AVAILABLE RECORDS |
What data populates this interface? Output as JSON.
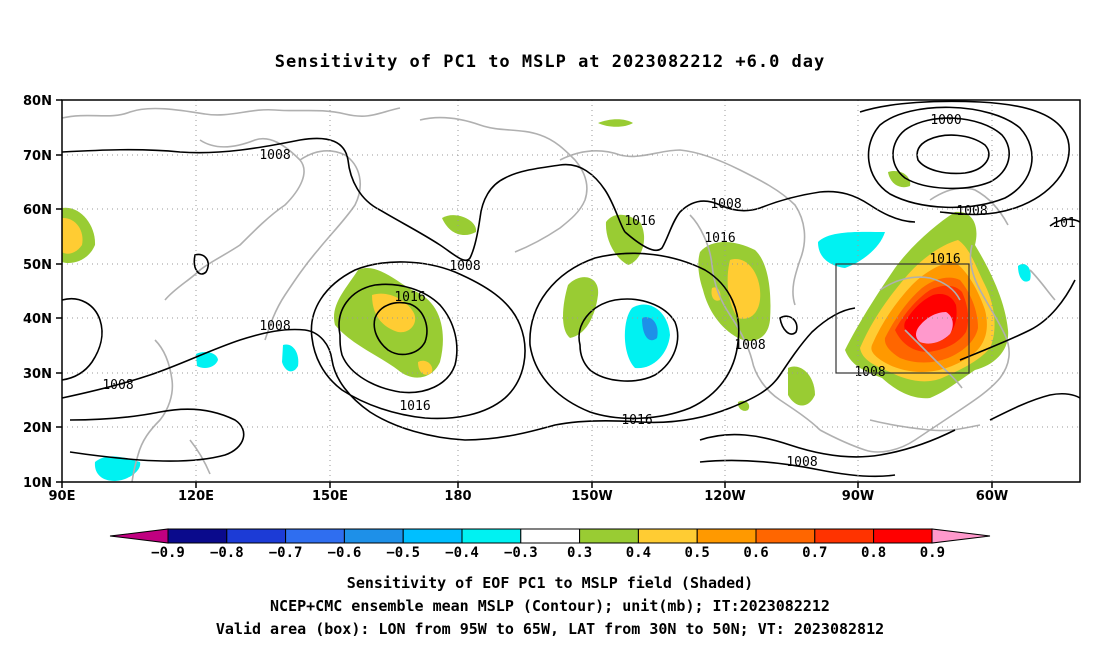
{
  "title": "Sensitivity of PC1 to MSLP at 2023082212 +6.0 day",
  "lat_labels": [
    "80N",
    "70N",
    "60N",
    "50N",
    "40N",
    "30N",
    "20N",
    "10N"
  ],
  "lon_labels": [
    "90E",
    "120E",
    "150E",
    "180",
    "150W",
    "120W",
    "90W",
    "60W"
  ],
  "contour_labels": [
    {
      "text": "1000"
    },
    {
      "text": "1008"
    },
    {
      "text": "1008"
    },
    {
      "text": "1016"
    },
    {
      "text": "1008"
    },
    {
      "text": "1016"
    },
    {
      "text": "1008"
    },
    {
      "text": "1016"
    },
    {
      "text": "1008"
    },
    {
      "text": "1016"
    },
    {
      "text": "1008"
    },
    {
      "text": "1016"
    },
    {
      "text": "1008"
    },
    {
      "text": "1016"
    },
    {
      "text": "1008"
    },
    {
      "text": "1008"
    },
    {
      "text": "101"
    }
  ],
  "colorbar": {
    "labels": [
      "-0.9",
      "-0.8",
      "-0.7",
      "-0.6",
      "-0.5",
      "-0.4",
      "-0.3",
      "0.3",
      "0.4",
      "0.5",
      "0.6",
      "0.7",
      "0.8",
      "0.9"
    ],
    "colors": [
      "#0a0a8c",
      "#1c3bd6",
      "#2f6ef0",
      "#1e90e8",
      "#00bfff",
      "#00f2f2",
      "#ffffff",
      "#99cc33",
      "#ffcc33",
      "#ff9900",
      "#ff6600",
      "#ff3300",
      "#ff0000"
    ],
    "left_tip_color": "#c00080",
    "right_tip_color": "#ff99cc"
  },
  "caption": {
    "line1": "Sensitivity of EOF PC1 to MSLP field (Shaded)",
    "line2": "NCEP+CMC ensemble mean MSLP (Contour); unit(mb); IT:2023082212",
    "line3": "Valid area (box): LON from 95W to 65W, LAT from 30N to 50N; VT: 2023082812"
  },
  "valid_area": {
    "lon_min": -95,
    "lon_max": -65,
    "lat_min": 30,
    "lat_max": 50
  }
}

WRITTEN INSTRUCTION |
Pictures stay out of the copy; please restate every record above exactly.

ANSWER FOR THIS EXERCISE |
What data populates this interface? Output as JSON.
{
  "title": "Sensitivity of PC1 to MSLP at 2023082212 +6.0 day",
  "lat_labels": [
    "80N",
    "70N",
    "60N",
    "50N",
    "40N",
    "30N",
    "20N",
    "10N"
  ],
  "lon_labels": [
    "90E",
    "120E",
    "150E",
    "180",
    "150W",
    "120W",
    "90W",
    "60W"
  ],
  "contour_labels": [
    {
      "text": "1000"
    },
    {
      "text": "1008"
    },
    {
      "text": "1008"
    },
    {
      "text": "1016"
    },
    {
      "text": "1008"
    },
    {
      "text": "1016"
    },
    {
      "text": "1008"
    },
    {
      "text": "1016"
    },
    {
      "text": "1008"
    },
    {
      "text": "1016"
    },
    {
      "text": "1008"
    },
    {
      "text": "1016"
    },
    {
      "text": "1008"
    },
    {
      "text": "1016"
    },
    {
      "text": "1008"
    },
    {
      "text": "1008"
    },
    {
      "text": "101"
    }
  ],
  "colorbar": {
    "labels": [
      "-0.9",
      "-0.8",
      "-0.7",
      "-0.6",
      "-0.5",
      "-0.4",
      "-0.3",
      "0.3",
      "0.4",
      "0.5",
      "0.6",
      "0.7",
      "0.8",
      "0.9"
    ],
    "colors": [
      "#0a0a8c",
      "#1c3bd6",
      "#2f6ef0",
      "#1e90e8",
      "#00bfff",
      "#00f2f2",
      "#ffffff",
      "#99cc33",
      "#ffcc33",
      "#ff9900",
      "#ff6600",
      "#ff3300",
      "#ff0000"
    ],
    "left_tip_color": "#c00080",
    "right_tip_color": "#ff99cc"
  },
  "caption": {
    "line1": "Sensitivity of EOF PC1 to MSLP field (Shaded)",
    "line2": "NCEP+CMC ensemble mean MSLP (Contour); unit(mb); IT:2023082212",
    "line3": "Valid area (box): LON from 95W to 65W, LAT from 30N to 50N; VT: 2023082812"
  },
  "valid_area": {
    "lon_min": -95,
    "lon_max": -65,
    "lat_min": 30,
    "lat_max": 50
  }
}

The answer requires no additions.